RECORDED DATA:
* * * *
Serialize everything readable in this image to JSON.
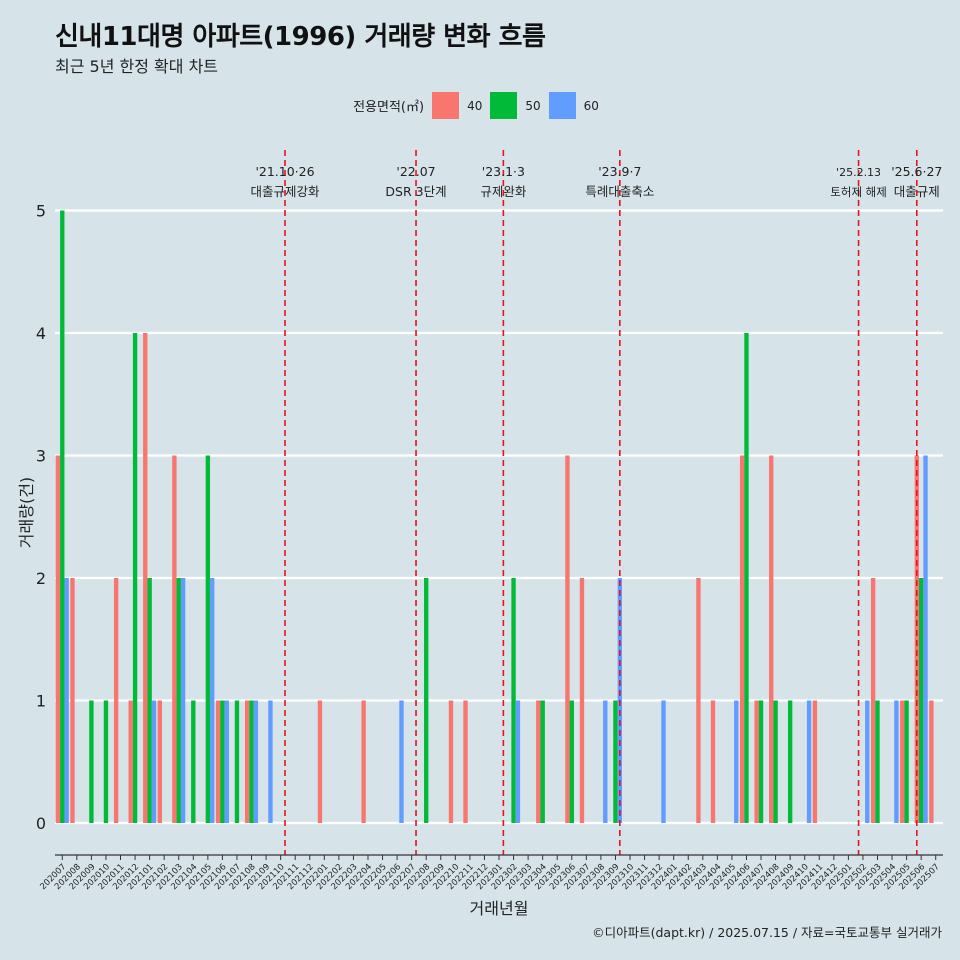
{
  "title": "신내11대명 아파트(1996) 거래량 변화 흐름",
  "subtitle": "최근 5년 한정 확대 차트",
  "credit": "©디아파트(dapt.kr) / 2025.07.15 / 자료=국토교통부 실거래가",
  "legend": {
    "title": "전용면적(㎡)",
    "items": [
      {
        "label": "40",
        "color": "#f8766d"
      },
      {
        "label": "50",
        "color": "#00ba38"
      },
      {
        "label": "60",
        "color": "#619cff"
      }
    ]
  },
  "chart_data": {
    "type": "bar",
    "xlabel": "거래년월",
    "ylabel": "거래량(건)",
    "ylim": [
      0,
      5
    ],
    "yticks": [
      0,
      1,
      2,
      3,
      4,
      5
    ],
    "categories": [
      "202007",
      "202008",
      "202009",
      "202010",
      "202011",
      "202012",
      "202101",
      "202102",
      "202103",
      "202104",
      "202105",
      "202106",
      "202107",
      "202108",
      "202109",
      "202110",
      "202111",
      "202112",
      "202201",
      "202202",
      "202203",
      "202204",
      "202205",
      "202206",
      "202207",
      "202208",
      "202209",
      "202210",
      "202211",
      "202212",
      "202301",
      "202302",
      "202303",
      "202304",
      "202305",
      "202306",
      "202307",
      "202308",
      "202309",
      "202310",
      "202311",
      "202312",
      "202401",
      "202402",
      "202403",
      "202404",
      "202405",
      "202406",
      "202407",
      "202408",
      "202409",
      "202410",
      "202411",
      "202412",
      "202501",
      "202502",
      "202503",
      "202504",
      "202505",
      "202506",
      "202507"
    ],
    "series": [
      {
        "name": "40",
        "color": "#f8766d",
        "values": [
          3,
          2,
          0,
          0,
          2,
          1,
          4,
          1,
          3,
          0,
          0,
          1,
          0,
          1,
          0,
          0,
          0,
          0,
          1,
          0,
          0,
          1,
          0,
          0,
          0,
          0,
          0,
          1,
          1,
          0,
          0,
          0,
          0,
          1,
          0,
          3,
          2,
          0,
          0,
          0,
          0,
          0,
          0,
          0,
          2,
          1,
          0,
          3,
          1,
          3,
          0,
          0,
          1,
          0,
          0,
          0,
          2,
          0,
          1,
          3,
          1
        ]
      },
      {
        "name": "50",
        "color": "#00ba38",
        "values": [
          5,
          0,
          1,
          1,
          0,
          4,
          2,
          0,
          2,
          1,
          3,
          1,
          1,
          1,
          0,
          0,
          0,
          0,
          0,
          0,
          0,
          0,
          0,
          0,
          0,
          2,
          0,
          0,
          0,
          0,
          0,
          2,
          0,
          1,
          0,
          1,
          0,
          0,
          1,
          0,
          0,
          0,
          0,
          0,
          0,
          0,
          0,
          4,
          1,
          1,
          1,
          0,
          0,
          0,
          0,
          0,
          1,
          0,
          1,
          2,
          0
        ]
      },
      {
        "name": "60",
        "color": "#619cff",
        "values": [
          2,
          0,
          0,
          0,
          0,
          0,
          1,
          0,
          2,
          0,
          2,
          1,
          0,
          1,
          1,
          0,
          0,
          0,
          0,
          0,
          0,
          0,
          0,
          1,
          0,
          0,
          0,
          0,
          0,
          0,
          0,
          1,
          0,
          0,
          0,
          0,
          0,
          1,
          2,
          0,
          0,
          1,
          0,
          0,
          0,
          0,
          1,
          0,
          0,
          0,
          0,
          1,
          0,
          0,
          0,
          1,
          0,
          1,
          0,
          3,
          0
        ]
      }
    ],
    "annotations": [
      {
        "date": "'21.10·26",
        "label": "대출규제강화",
        "index": 15.8
      },
      {
        "date": "'22.07",
        "label": "DSR 3단계",
        "index": 24.8
      },
      {
        "date": "'23.1·3",
        "label": "규제완화",
        "index": 30.8
      },
      {
        "date": "'23.9·7",
        "label": "특례대출축소",
        "index": 38.8
      },
      {
        "date": "'25.2.13",
        "label": "토허제 해제",
        "index": 55.2
      },
      {
        "date": "'25.6·27",
        "label": "대출규제",
        "index": 59.2
      }
    ]
  }
}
* * * *
WHAT NEEDS TO BE DONE: Using the listing, copy every line where the word "color" shows up.

WRITTEN SOLUTION:
        "color": "#f8766d"
        "color": "#00ba38"
        "color": "#619cff"
        "color": "#f8766d",
        "color": "#00ba38",
        "color": "#619cff",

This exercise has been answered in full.